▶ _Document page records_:
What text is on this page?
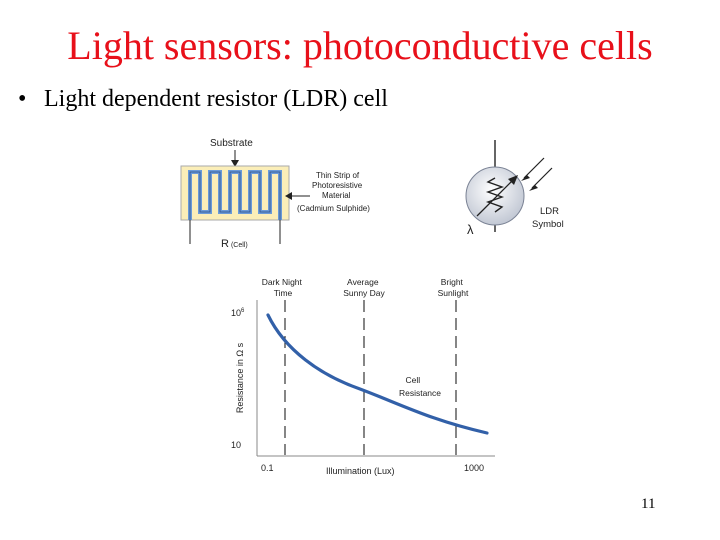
Light sensors: photoconductive cells
• Light dependent resistor (LDR) cell
Substrate
R (Cell)
Thin Strip of Photoresistive Material (Cadmium Sulphide)
λ
LDR Symbol
$10^6$
10
0.1	1000
Illumination (Lux)
Resistance in Ω s
Dark Night Time
Average Sunny Day
Bright Sunlight
Cell Resistance
11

▶ _PROBLEM TO SOLVE_: The expected output is every entry, retyped exactly, with all pictures removed.

▶ _SOLVED PROBLEM_:
What text is on this page?
Light sensors: photoconductive cells
• Light dependent resistor (LDR) cell
Substrate
R (Cell)
Thin Strip of Photoresistive Material (Cadmium Sulphide)
λ
LDR Symbol
$10^6$
10
0.1	1000
Illumination (Lux)
Resistance in Ω s
Dark Night Time
Average Sunny Day
Bright Sunlight
Cell Resistance
11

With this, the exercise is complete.